Exercise inputs:

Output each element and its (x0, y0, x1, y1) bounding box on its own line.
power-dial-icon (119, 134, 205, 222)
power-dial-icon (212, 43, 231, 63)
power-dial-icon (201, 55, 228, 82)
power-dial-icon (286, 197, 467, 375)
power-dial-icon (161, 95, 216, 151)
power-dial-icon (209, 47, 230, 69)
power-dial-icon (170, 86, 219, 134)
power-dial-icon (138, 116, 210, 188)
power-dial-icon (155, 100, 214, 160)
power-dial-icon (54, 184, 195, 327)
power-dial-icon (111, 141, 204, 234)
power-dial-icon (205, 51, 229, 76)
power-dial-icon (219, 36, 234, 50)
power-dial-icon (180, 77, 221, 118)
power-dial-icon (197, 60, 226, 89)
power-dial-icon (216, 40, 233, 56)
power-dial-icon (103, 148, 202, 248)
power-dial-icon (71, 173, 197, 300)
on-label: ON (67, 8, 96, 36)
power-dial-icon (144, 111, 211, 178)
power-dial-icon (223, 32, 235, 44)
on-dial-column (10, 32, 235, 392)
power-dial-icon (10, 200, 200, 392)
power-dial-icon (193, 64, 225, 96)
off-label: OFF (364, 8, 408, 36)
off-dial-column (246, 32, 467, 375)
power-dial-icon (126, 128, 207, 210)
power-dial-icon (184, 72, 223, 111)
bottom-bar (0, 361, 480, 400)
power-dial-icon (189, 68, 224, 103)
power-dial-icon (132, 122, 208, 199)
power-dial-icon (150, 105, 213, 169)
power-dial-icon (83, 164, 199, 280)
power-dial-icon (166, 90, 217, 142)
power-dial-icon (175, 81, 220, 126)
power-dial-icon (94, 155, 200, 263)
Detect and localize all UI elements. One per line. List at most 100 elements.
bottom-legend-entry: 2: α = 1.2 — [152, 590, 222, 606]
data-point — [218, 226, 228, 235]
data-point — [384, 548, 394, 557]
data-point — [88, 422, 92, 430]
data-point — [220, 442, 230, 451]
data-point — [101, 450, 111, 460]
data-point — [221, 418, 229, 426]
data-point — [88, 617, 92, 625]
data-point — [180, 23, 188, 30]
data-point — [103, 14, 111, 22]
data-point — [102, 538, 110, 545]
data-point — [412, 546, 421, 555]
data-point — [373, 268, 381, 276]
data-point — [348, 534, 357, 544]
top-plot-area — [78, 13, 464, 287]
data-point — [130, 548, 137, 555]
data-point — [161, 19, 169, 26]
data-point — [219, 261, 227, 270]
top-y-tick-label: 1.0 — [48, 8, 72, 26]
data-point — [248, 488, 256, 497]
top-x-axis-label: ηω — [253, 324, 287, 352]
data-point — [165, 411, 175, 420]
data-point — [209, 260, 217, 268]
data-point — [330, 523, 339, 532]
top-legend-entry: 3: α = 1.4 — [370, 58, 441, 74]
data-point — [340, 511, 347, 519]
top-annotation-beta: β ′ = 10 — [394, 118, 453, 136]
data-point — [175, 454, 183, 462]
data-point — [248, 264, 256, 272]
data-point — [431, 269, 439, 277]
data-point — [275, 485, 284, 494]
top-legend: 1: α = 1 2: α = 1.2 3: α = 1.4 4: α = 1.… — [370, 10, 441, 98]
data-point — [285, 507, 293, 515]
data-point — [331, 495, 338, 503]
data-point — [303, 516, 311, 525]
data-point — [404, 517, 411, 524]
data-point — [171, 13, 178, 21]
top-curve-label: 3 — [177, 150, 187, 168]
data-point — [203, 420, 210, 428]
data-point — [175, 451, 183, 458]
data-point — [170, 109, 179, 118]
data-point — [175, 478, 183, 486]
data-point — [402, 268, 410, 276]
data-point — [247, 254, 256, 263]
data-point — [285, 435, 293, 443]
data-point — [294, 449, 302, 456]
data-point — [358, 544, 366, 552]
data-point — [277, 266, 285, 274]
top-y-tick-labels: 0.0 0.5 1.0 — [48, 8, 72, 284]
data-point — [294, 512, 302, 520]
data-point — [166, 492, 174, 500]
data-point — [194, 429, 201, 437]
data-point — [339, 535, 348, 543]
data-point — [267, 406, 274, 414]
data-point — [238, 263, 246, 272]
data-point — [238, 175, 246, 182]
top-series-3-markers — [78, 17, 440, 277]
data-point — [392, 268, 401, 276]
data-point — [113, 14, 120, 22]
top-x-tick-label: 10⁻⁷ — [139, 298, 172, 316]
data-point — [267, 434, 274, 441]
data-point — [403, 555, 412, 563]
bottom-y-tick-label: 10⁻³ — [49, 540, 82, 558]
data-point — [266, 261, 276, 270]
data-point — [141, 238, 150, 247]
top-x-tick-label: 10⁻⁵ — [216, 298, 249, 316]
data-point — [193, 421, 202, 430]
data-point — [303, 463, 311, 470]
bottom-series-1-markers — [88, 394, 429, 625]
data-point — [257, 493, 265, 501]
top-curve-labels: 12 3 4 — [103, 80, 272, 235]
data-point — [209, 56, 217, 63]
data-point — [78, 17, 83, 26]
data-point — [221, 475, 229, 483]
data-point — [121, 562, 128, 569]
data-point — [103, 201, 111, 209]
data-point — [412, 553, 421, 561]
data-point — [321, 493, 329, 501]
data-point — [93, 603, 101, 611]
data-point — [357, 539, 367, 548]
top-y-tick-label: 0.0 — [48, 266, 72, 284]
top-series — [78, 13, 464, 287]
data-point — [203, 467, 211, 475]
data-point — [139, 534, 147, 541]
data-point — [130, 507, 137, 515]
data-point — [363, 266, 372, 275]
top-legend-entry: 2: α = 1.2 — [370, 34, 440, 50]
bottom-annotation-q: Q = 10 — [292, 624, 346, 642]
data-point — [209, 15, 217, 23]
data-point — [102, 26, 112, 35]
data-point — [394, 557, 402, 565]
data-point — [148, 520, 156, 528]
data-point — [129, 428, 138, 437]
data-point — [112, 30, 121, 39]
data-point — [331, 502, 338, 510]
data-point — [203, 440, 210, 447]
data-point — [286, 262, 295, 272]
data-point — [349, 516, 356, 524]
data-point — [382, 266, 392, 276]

Task description:
Reproduce every line of the records above, character for character, with nothing changed, added, or left out.

Complete output:
Output each element and its (x0, y0, x1, y1) bounding box on its own line.
power-dial-icon (119, 134, 205, 222)
power-dial-icon (212, 43, 231, 63)
power-dial-icon (201, 55, 228, 82)
power-dial-icon (286, 197, 467, 375)
power-dial-icon (161, 95, 216, 151)
power-dial-icon (209, 47, 230, 69)
power-dial-icon (170, 86, 219, 134)
power-dial-icon (138, 116, 210, 188)
power-dial-icon (155, 100, 214, 160)
power-dial-icon (54, 184, 195, 327)
power-dial-icon (111, 141, 204, 234)
power-dial-icon (205, 51, 229, 76)
power-dial-icon (219, 36, 234, 50)
power-dial-icon (180, 77, 221, 118)
power-dial-icon (197, 60, 226, 89)
power-dial-icon (216, 40, 233, 56)
power-dial-icon (103, 148, 202, 248)
power-dial-icon (71, 173, 197, 300)
on-label: ON (67, 8, 96, 36)
power-dial-icon (144, 111, 211, 178)
power-dial-icon (223, 32, 235, 44)
on-dial-column (10, 32, 235, 392)
power-dial-icon (10, 200, 200, 392)
power-dial-icon (193, 64, 225, 96)
off-label: OFF (364, 8, 408, 36)
off-dial-column (246, 32, 467, 375)
power-dial-icon (126, 128, 207, 210)
power-dial-icon (184, 72, 223, 111)
bottom-bar (0, 361, 480, 400)
power-dial-icon (189, 68, 224, 103)
power-dial-icon (132, 122, 208, 199)
power-dial-icon (150, 105, 213, 169)
power-dial-icon (83, 164, 199, 280)
power-dial-icon (166, 90, 217, 142)
power-dial-icon (175, 81, 220, 126)
power-dial-icon (94, 155, 200, 263)
Detect and localize all UI elements. One per line. List at most 100 elements.
bottom-legend-entry: 2: α = 1.2 — [152, 590, 222, 606]
data-point — [218, 226, 228, 235]
data-point — [384, 548, 394, 557]
data-point — [88, 422, 92, 430]
data-point — [220, 442, 230, 451]
data-point — [101, 450, 111, 460]
data-point — [221, 418, 229, 426]
data-point — [88, 617, 92, 625]
data-point — [180, 23, 188, 30]
data-point — [103, 14, 111, 22]
data-point — [102, 538, 110, 545]
data-point — [412, 546, 421, 555]
data-point — [373, 268, 381, 276]
data-point — [348, 534, 357, 544]
top-plot-area — [78, 13, 464, 287]
data-point — [130, 548, 137, 555]
data-point — [161, 19, 169, 26]
data-point — [219, 261, 227, 270]
top-y-tick-label: 1.0 — [48, 8, 72, 26]
data-point — [248, 488, 256, 497]
top-x-axis-label: ηω — [253, 324, 287, 352]
data-point — [165, 411, 175, 420]
data-point — [209, 260, 217, 268]
data-point — [330, 523, 339, 532]
top-legend-entry: 3: α = 1.4 — [370, 58, 441, 74]
data-point — [340, 511, 347, 519]
top-annotation-beta: β ′ = 10 — [394, 118, 453, 136]
data-point — [175, 454, 183, 462]
data-point — [248, 264, 256, 272]
data-point — [431, 269, 439, 277]
data-point — [275, 485, 284, 494]
top-legend: 1: α = 1 2: α = 1.2 3: α = 1.4 4: α = 1.… — [370, 10, 441, 98]
data-point — [285, 507, 293, 515]
data-point — [331, 495, 338, 503]
data-point — [303, 516, 311, 525]
data-point — [404, 517, 411, 524]
data-point — [171, 13, 178, 21]
top-curve-label: 3 — [177, 150, 187, 168]
data-point — [203, 420, 210, 428]
data-point — [175, 451, 183, 458]
data-point — [170, 109, 179, 118]
data-point — [175, 478, 183, 486]
data-point — [402, 268, 410, 276]
data-point — [247, 254, 256, 263]
data-point — [285, 435, 293, 443]
data-point — [294, 449, 302, 456]
data-point — [358, 544, 366, 552]
data-point — [277, 266, 285, 274]
top-y-tick-labels: 0.0 0.5 1.0 — [48, 8, 72, 284]
data-point — [294, 512, 302, 520]
data-point — [166, 492, 174, 500]
data-point — [194, 429, 201, 437]
data-point — [339, 535, 348, 543]
data-point — [267, 406, 274, 414]
data-point — [238, 263, 246, 272]
data-point — [238, 175, 246, 182]
top-series-3-markers — [78, 17, 440, 277]
data-point — [392, 268, 401, 276]
data-point — [113, 14, 120, 22]
top-x-tick-label: 10⁻⁷ — [139, 298, 172, 316]
data-point — [267, 434, 274, 441]
data-point — [403, 555, 412, 563]
bottom-y-tick-label: 10⁻³ — [49, 540, 82, 558]
data-point — [266, 261, 276, 270]
data-point — [141, 238, 150, 247]
top-x-tick-label: 10⁻⁵ — [216, 298, 249, 316]
data-point — [193, 421, 202, 430]
data-point — [303, 463, 311, 470]
bottom-series-1-markers — [88, 394, 429, 625]
data-point — [257, 493, 265, 501]
top-curve-labels: 12 3 4 — [103, 80, 272, 235]
data-point — [209, 56, 217, 63]
data-point — [78, 17, 83, 26]
data-point — [221, 475, 229, 483]
data-point — [121, 562, 128, 569]
data-point — [103, 201, 111, 209]
data-point — [412, 553, 421, 561]
data-point — [321, 493, 329, 501]
data-point — [93, 603, 101, 611]
data-point — [357, 539, 367, 548]
top-y-tick-label: 0.0 — [48, 266, 72, 284]
top-series — [78, 13, 464, 287]
data-point — [203, 467, 211, 475]
data-point — [139, 534, 147, 541]
data-point — [130, 507, 137, 515]
data-point — [363, 266, 372, 275]
top-legend-entry: 2: α = 1.2 — [370, 34, 440, 50]
bottom-annotation-q: Q = 10 — [292, 624, 346, 642]
data-point — [209, 15, 217, 23]
data-point — [102, 26, 112, 35]
data-point — [394, 557, 402, 565]
data-point — [148, 520, 156, 528]
data-point — [129, 428, 138, 437]
data-point — [112, 30, 121, 39]
data-point — [331, 502, 338, 510]
data-point — [203, 440, 210, 447]
data-point — [286, 262, 295, 272]
data-point — [349, 516, 356, 524]
data-point — [382, 266, 392, 276]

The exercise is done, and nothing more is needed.